Gather up the lines that contain "Journal".

▶ The records:
——————————

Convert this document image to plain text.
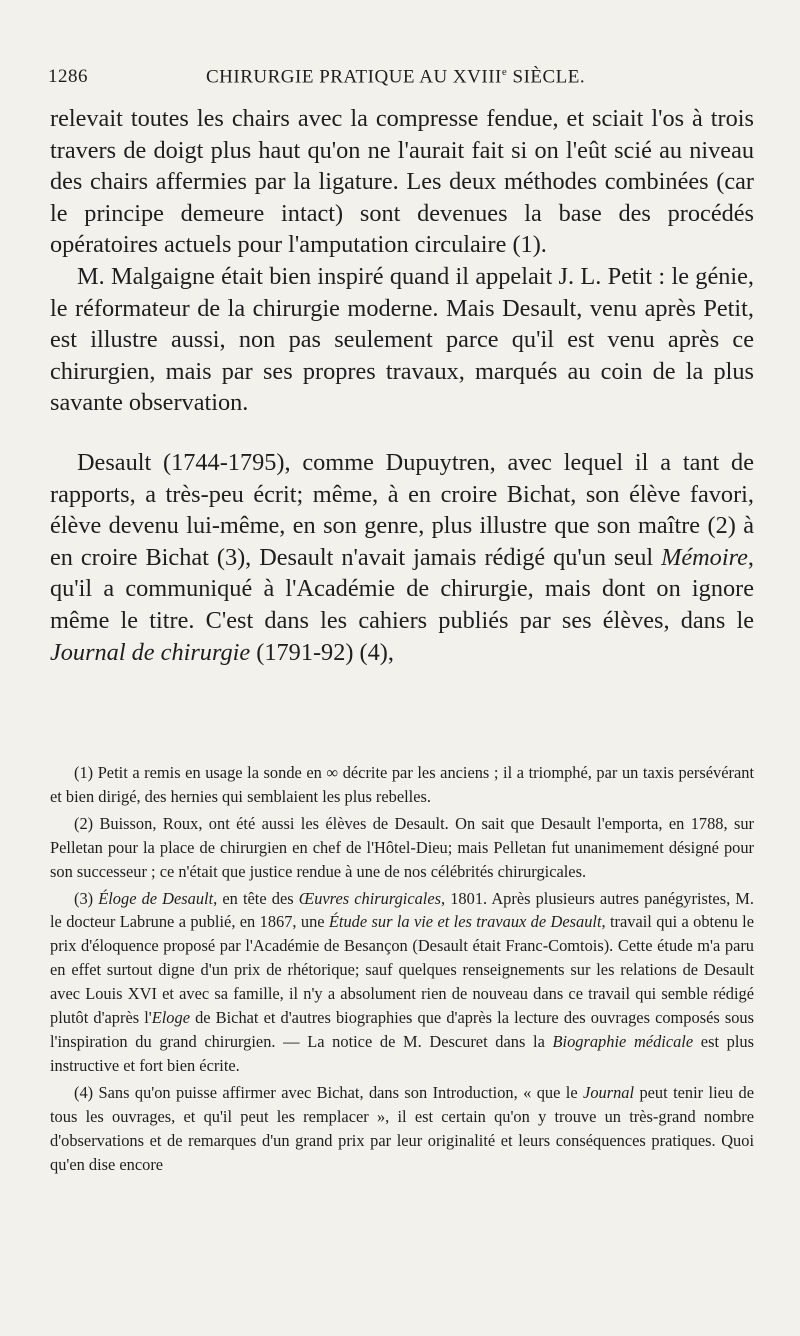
1286	CHIRURGIE PRATIQUE AU XVIIIe SIÈCLE.

relevait toutes les chairs avec la compresse fendue, et sciait l'os à trois travers de doigt plus haut qu'on ne l'aurait fait si on l'eût scié au niveau des chairs affermies par la ligature. Les deux méthodes combinées (car le principe demeure intact) sont devenues la base des procédés opératoires actuels pour l'amputation circulaire (1).

M. Malgaigne était bien inspiré quand il appelait J. L. Petit : le génie, le réformateur de la chirurgie moderne. Mais Desault, venu après Petit, est illustre aussi, non pas seulement parce qu'il est venu après ce chirurgien, mais par ses propres travaux, marqués au coin de la plus savante observation.

Desault (1744-1795), comme Dupuytren, avec lequel il a tant de rapports, a très-peu écrit; même, à en croire Bichat, son élève favori, élève devenu lui-même, en son genre, plus illustre que son maître (2) à en croire Bichat (3), Desault n'avait jamais rédigé qu'un seul Mémoire, qu'il a communiqué à l'Académie de chirurgie, mais dont on ignore même le titre. C'est dans les cahiers publiés par ses élèves, dans le Journal de chirurgie (1791-92) (4),

(1) Petit a remis en usage la sonde en ∞ décrite par les anciens ; il a triomphé, par un taxis persévérant et bien dirigé, des hernies qui semblaient les plus rebelles.

(2) Buisson, Roux, ont été aussi les élèves de Desault. On sait que Desault l'emporta, en 1788, sur Pelletan pour la place de chirurgien en chef de l'Hôtel-Dieu; mais Pelletan fut unanimement désigné pour son successeur ; ce n'était que justice rendue à une de nos célébrités chirurgicales.

(3) Éloge de Desault, en tête des Œuvres chirurgicales, 1801. Après plusieurs autres panégyristes, M. le docteur Labrune a publié, en 1867, une Étude sur la vie et les travaux de Desault, travail qui a obtenu le prix d'éloquence proposé par l'Académie de Besançon (Desault était Franc-Comtois). Cette étude m'a paru en effet surtout digne d'un prix de rhétorique; sauf quelques renseignements sur les relations de Desault avec Louis XVI et avec sa famille, il n'y a absolument rien de nouveau dans ce travail qui semble rédigé plutôt d'après l'Eloge de Bichat et d'autres biographies que d'après la lecture des ouvrages composés sous l'inspiration du grand chirurgien. — La notice de M. Descuret dans la Biographie médicale est plus instructive et fort bien écrite.

(4) Sans qu'on puisse affirmer avec Bichat, dans son Introduction, « que le Journal peut tenir lieu de tous les ouvrages, et qu'il peut les remplacer », il est certain qu'on y trouve un très-grand nombre d'observations et de remarques d'un grand prix par leur originalité et leurs conséquences pratiques. Quoi qu'en dise encore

——————————

▶ Solved exercise:
Desault (1744-1795), comme Dupuytren, avec lequel il a tant de rapports, a très-peu écrit; même, à en croire Bichat, son élève favori, élève devenu lui-même, en son genre, plus illustre que son maître (2) à en croire Bichat (3), Desault n'avait jamais rédigé qu'un seul Mémoire, qu'il a communiqué à l'Académie de chirurgie, mais dont on ignore même le titre. C'est dans les cahiers publiés par ses élèves, dans le Journal de chirurgie (1791-92) (4),
(4) Sans qu'on puisse affirmer avec Bichat, dans son Introduction, « que le Journal peut tenir lieu de tous les ouvrages, et qu'il peut les remplacer », il est certain qu'on y trouve un très-grand nombre d'observations et de remarques d'un grand prix par leur originalité et leurs conséquences pratiques. Quoi qu'en dise encore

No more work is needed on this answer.